Exercise prompt :: Answer with nothing but the number of lines that include the word "Alemana".
::::::::
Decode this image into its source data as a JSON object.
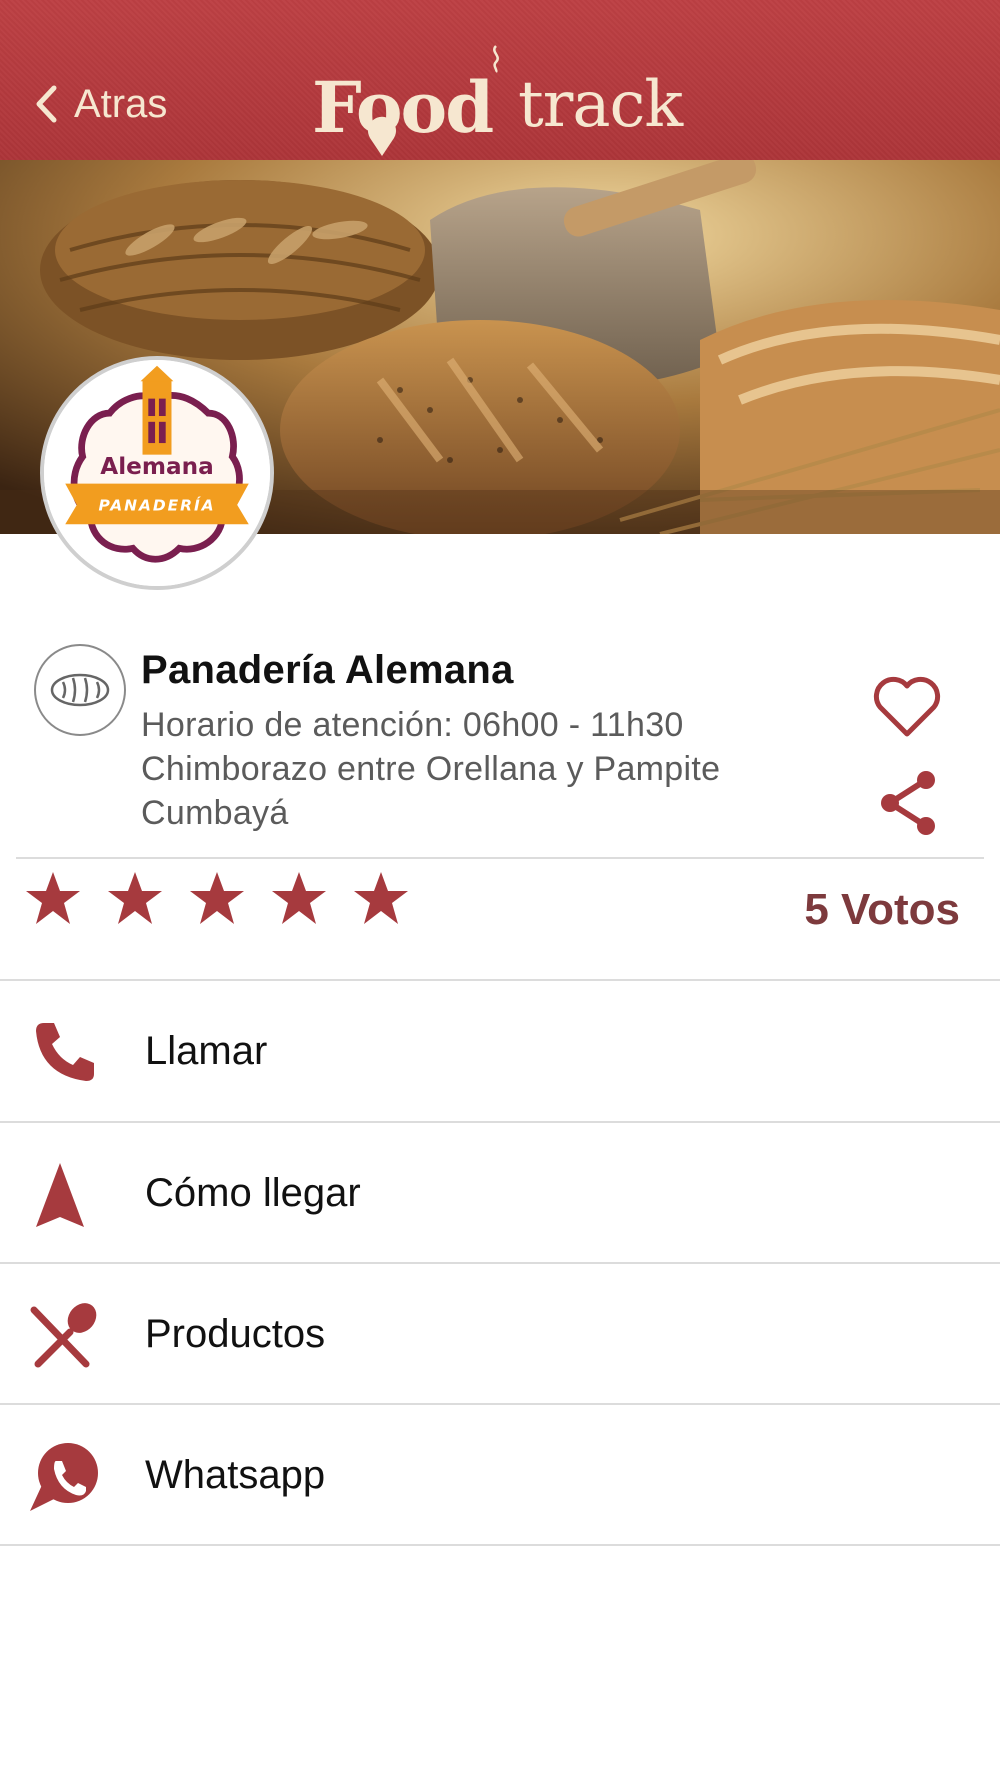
{
  "header": {
    "back_label": "Atras",
    "logo_text_bold": "Food",
    "logo_text_light": "track"
  },
  "store": {
    "logo_name": "Alemana",
    "logo_sub": "PANADERÍA",
    "name": "Panadería Alemana",
    "hours": "Horario de atención: 06h00 - 11h30",
    "address_line1": "Chimborazo entre Orellana y Pampite",
    "address_line2": "Cumbayá"
  },
  "rating": {
    "stars_filled": 5,
    "stars_total": 5,
    "votes_label": "5 Votos"
  },
  "actions": [
    {
      "label": "Llamar",
      "icon": "phone-icon"
    },
    {
      "label": "Cómo llegar",
      "icon": "navigation-icon"
    },
    {
      "label": "Productos",
      "icon": "fork-spoon-icon"
    },
    {
      "label": "Whatsapp",
      "icon": "whatsapp-icon"
    }
  ],
  "colors": {
    "brand_red": "#b83b40",
    "accent_red": "#a63a3e",
    "header_text": "#f6e7d0",
    "votes_text": "#7d3a3d",
    "logo_purple": "#7a1f4f",
    "logo_orange": "#f29d1f"
  }
}
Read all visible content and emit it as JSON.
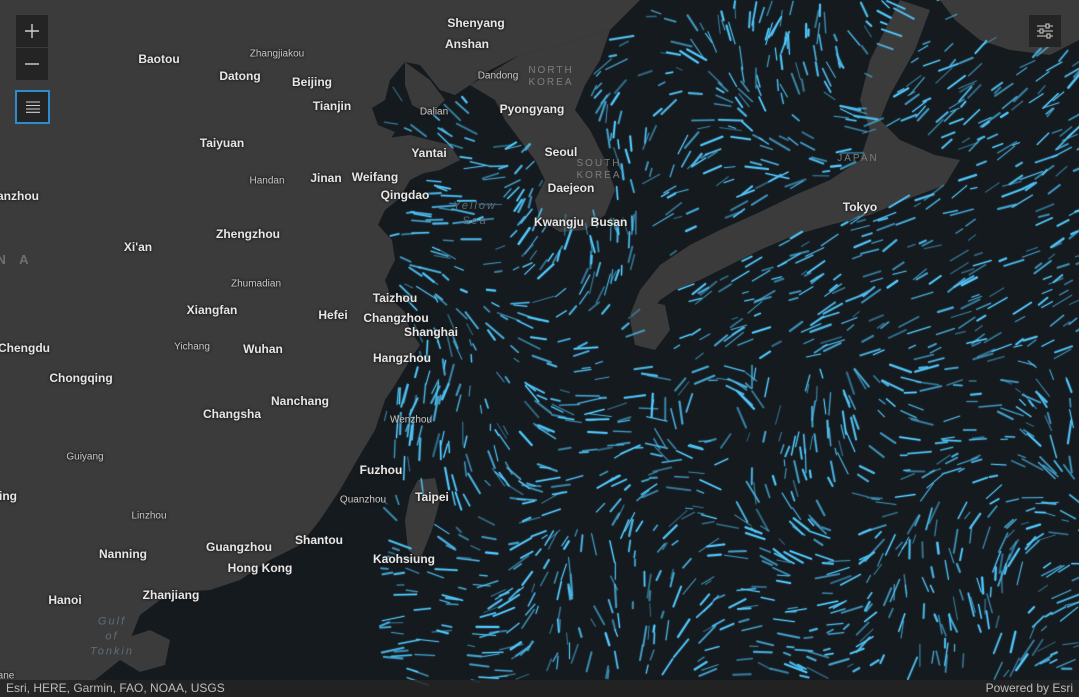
::::::::
Answer for the task :: 2